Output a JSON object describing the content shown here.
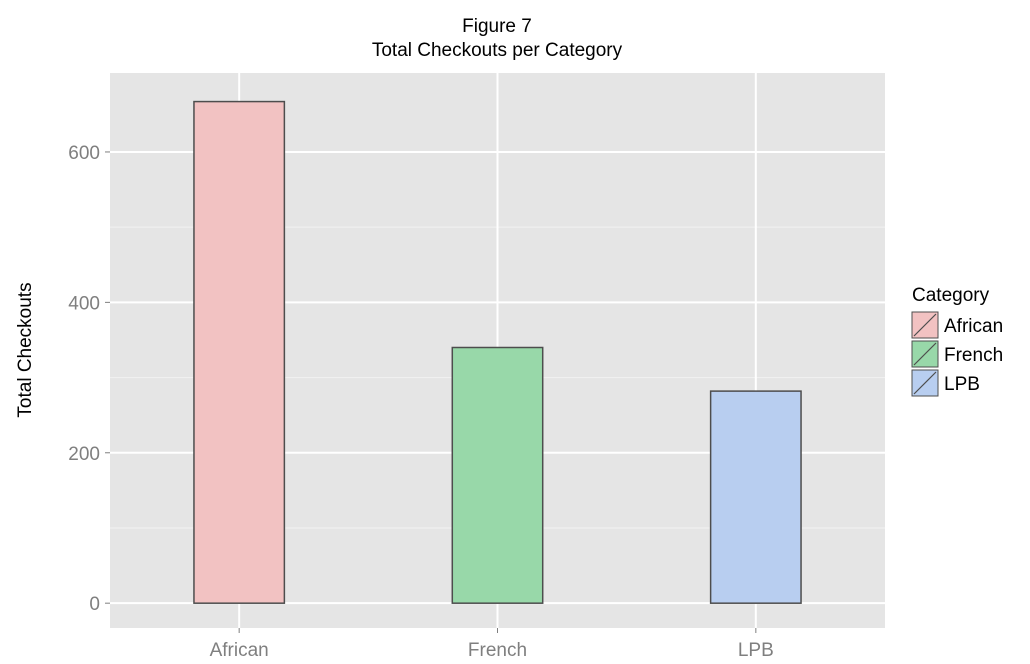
{
  "chart_data": {
    "type": "bar",
    "title_line1": "Figure 7",
    "title_line2": "Total Checkouts per Category",
    "xlabel": "",
    "ylabel": "Total Checkouts",
    "categories": [
      "African",
      "French",
      "LPB"
    ],
    "values": [
      667,
      340,
      282
    ],
    "colors": [
      "#f2c2c2",
      "#98d8a9",
      "#b8cef0"
    ],
    "ylim": [
      -33,
      705
    ],
    "yticks": [
      0,
      200,
      400,
      600
    ],
    "grid": true,
    "legend": {
      "title": "Category",
      "position": "right",
      "entries": [
        "African",
        "French",
        "LPB"
      ]
    }
  }
}
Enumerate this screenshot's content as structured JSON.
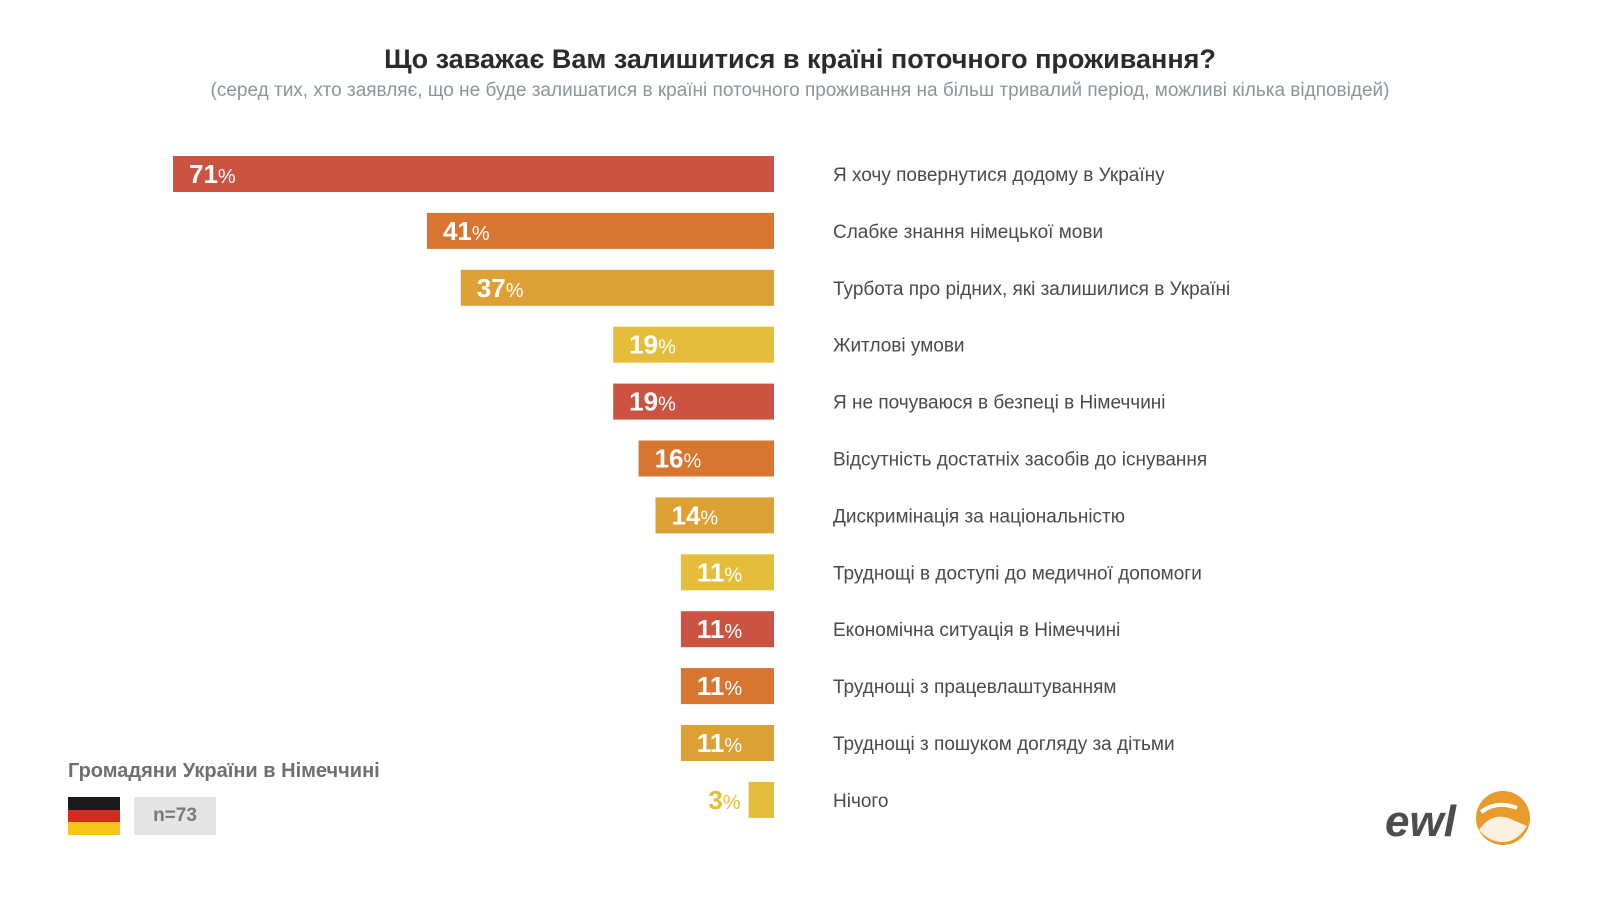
{
  "header": {
    "title": "Що заважає Вам залишитися в країні поточного проживання?",
    "subtitle": "(серед тих, хто заявляє, що не буде залишатися в країні поточного проживання на більш тривалий період, можливі кілька відповідей)"
  },
  "chart_data": {
    "type": "bar",
    "orientation": "horizontal",
    "categories": [
      "Я хочу повернутися додому в Україну",
      "Слабке знання німецької мови",
      "Турбота про рідних, які залишилися в Україні",
      "Житлові умови",
      "Я не почуваюся в безпеці в Німеччині",
      "Відсутність достатніх засобів до існування",
      "Дискримінація за національністю",
      "Труднощі в доступі до медичної допомоги",
      "Економічна ситуація в Німеччині",
      "Труднощі з працевлаштуванням",
      "Труднощі з пошуком догляду за дітьми",
      "Нічого"
    ],
    "values": [
      71,
      41,
      37,
      19,
      19,
      16,
      14,
      11,
      11,
      11,
      11,
      3
    ],
    "value_suffix": "%",
    "colors": [
      "#cc5241",
      "#d8752f",
      "#dca034",
      "#e4bd3a",
      "#cc5241",
      "#d8752f",
      "#dca034",
      "#e4bd3a",
      "#cc5241",
      "#d8752f",
      "#dca034",
      "#e4bd3a"
    ],
    "xlim": [
      0,
      71
    ]
  },
  "footer": {
    "group_label": "Громадяни України в Німеччині",
    "sample": "n=73",
    "flag_colors": [
      "#1a1a1a",
      "#d52b1e",
      "#f5c518"
    ],
    "logo_text": "ewl",
    "logo_icon": "handshake-circle-icon"
  }
}
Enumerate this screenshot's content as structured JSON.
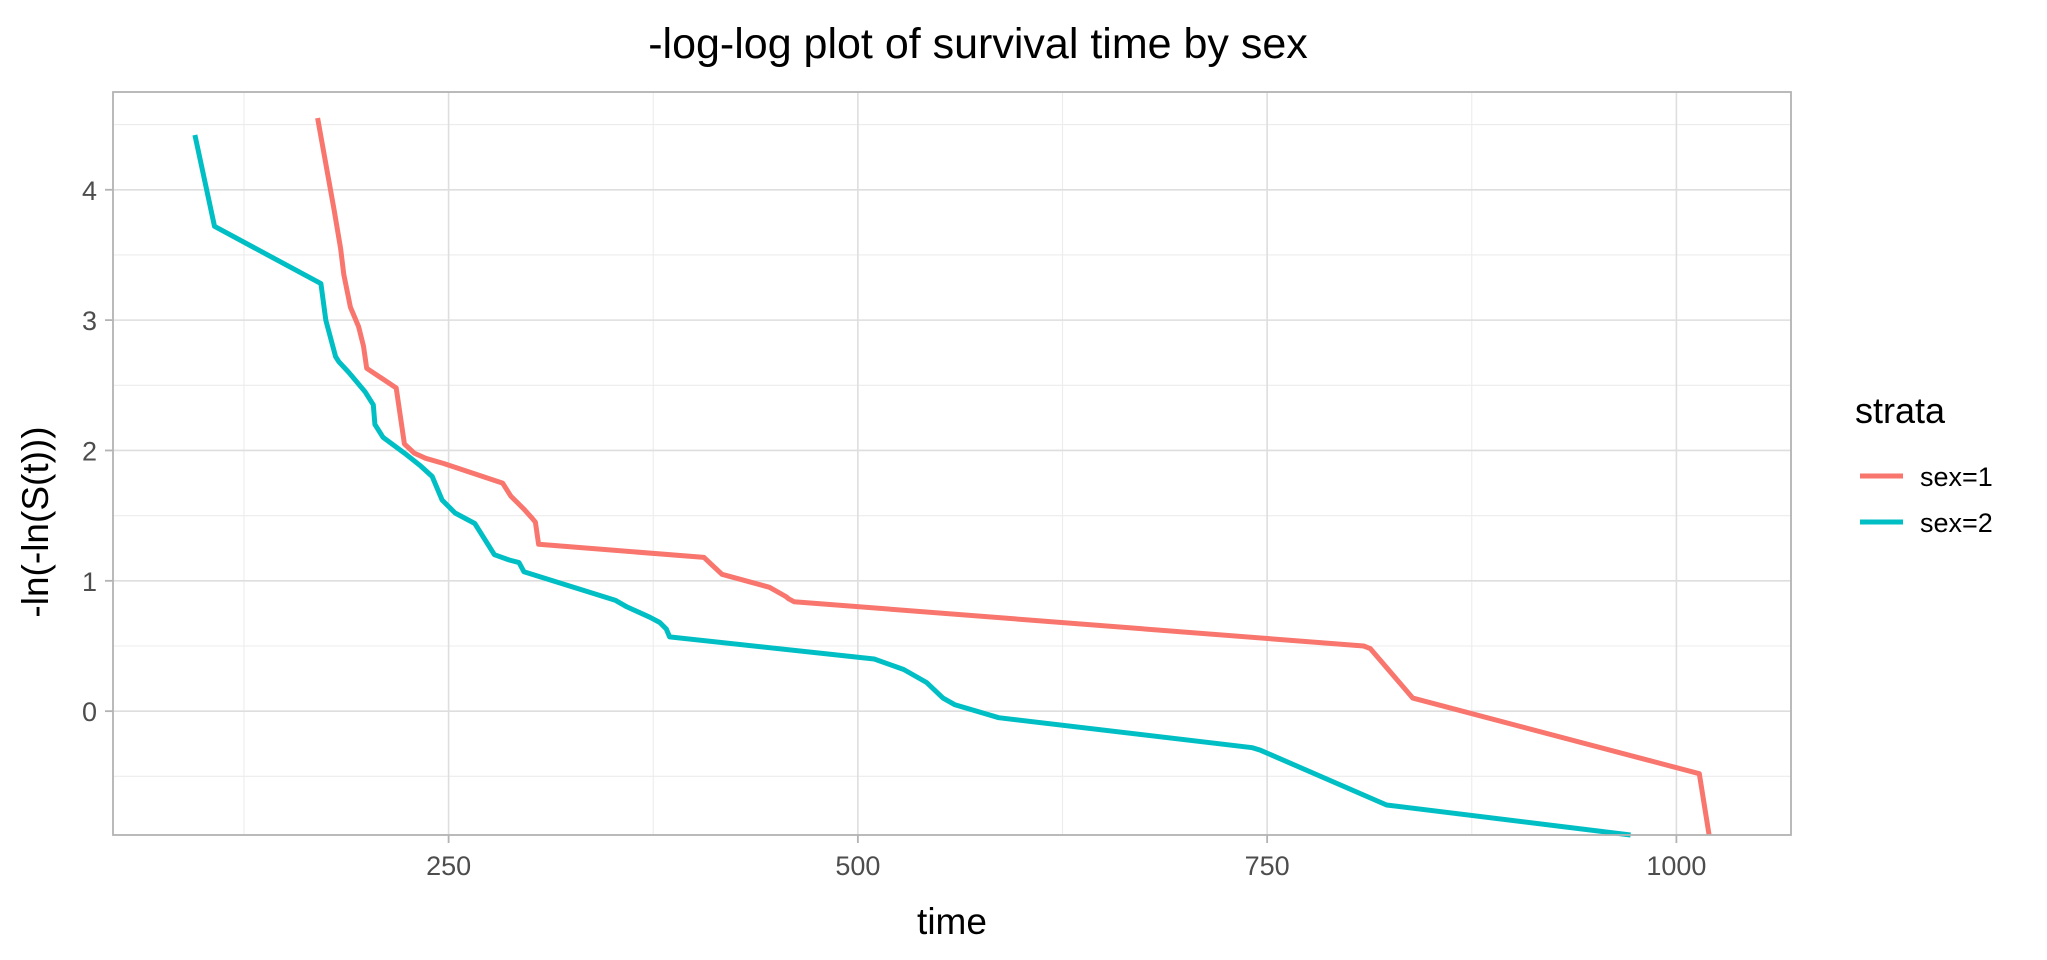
- - - - -
Exercise details
Quote all of the entries word for word, omitting any pictures.

Correct result
Output a JSON object describing the content shown here.
{
  "chart_data": {
    "type": "bar",
    "title_line1": "Figure 7",
    "title_line2": "Total Checkouts per Category",
    "xlabel": "",
    "ylabel": "Total Checkouts",
    "categories": [
      "African",
      "French",
      "LPB"
    ],
    "values": [
      667,
      340,
      282
    ],
    "colors": [
      "#f2c2c2",
      "#98d8a9",
      "#b8cef0"
    ],
    "ylim": [
      -33,
      705
    ],
    "yticks": [
      0,
      200,
      400,
      600
    ],
    "grid": true,
    "legend": {
      "title": "Category",
      "position": "right",
      "entries": [
        "African",
        "French",
        "LPB"
      ]
    }
  }
}
Enumerate this screenshot's content as structured JSON.
{
  "header": {
    "title": "Що заважає Вам залишитися в країні поточного проживання?",
    "subtitle": "(серед тих, хто заявляє, що не буде залишатися в країні поточного проживання на більш тривалий період, можливі кілька відповідей)"
  },
  "chart_data": {
    "type": "bar",
    "orientation": "horizontal",
    "categories": [
      "Я хочу повернутися додому в Україну",
      "Слабке знання німецької мови",
      "Турбота про рідних, які залишилися в Україні",
      "Житлові умови",
      "Я не почуваюся в безпеці в Німеччині",
      "Відсутність достатніх засобів до існування",
      "Дискримінація за національністю",
      "Труднощі в доступі до медичної допомоги",
      "Економічна ситуація в Німеччині",
      "Труднощі з працевлаштуванням",
      "Труднощі з пошуком догляду за дітьми",
      "Нічого"
    ],
    "values": [
      71,
      41,
      37,
      19,
      19,
      16,
      14,
      11,
      11,
      11,
      11,
      3
    ],
    "value_suffix": "%",
    "colors": [
      "#cc5241",
      "#d8752f",
      "#dca034",
      "#e4bd3a",
      "#cc5241",
      "#d8752f",
      "#dca034",
      "#e4bd3a",
      "#cc5241",
      "#d8752f",
      "#dca034",
      "#e4bd3a"
    ],
    "xlim": [
      0,
      71
    ]
  },
  "footer": {
    "group_label": "Громадяни України в Німеччині",
    "sample": "n=73",
    "flag_colors": [
      "#1a1a1a",
      "#d52b1e",
      "#f5c518"
    ],
    "logo_text": "ewl",
    "logo_icon": "handshake-circle-icon"
  }
}
Enumerate this screenshot's content as structured JSON.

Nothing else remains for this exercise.